======== DATA SUPPLIED ========

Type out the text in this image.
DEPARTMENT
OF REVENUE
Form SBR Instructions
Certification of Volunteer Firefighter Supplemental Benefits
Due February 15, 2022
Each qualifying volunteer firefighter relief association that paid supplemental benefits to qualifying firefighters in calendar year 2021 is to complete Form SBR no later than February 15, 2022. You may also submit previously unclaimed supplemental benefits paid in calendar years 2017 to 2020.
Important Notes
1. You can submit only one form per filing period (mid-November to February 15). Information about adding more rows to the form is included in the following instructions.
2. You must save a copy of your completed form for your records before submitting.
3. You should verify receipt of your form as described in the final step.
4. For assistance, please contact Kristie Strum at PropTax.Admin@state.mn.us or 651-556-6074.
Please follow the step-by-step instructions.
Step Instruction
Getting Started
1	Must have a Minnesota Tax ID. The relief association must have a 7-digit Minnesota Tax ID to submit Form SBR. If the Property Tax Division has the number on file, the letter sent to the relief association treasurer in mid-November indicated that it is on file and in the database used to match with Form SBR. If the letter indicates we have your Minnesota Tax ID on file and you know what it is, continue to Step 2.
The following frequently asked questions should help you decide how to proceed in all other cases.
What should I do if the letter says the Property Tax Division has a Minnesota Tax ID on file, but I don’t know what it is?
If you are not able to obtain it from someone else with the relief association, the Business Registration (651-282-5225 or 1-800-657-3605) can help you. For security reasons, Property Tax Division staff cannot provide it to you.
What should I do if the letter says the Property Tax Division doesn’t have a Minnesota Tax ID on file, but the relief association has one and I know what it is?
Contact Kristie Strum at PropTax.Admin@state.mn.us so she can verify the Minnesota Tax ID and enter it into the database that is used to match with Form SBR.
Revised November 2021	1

========

## WHAT YOU HAVE TO DO
How many lines in the entries contain the string "November"? Answer with the number only.

## FINISHED ANSWER
3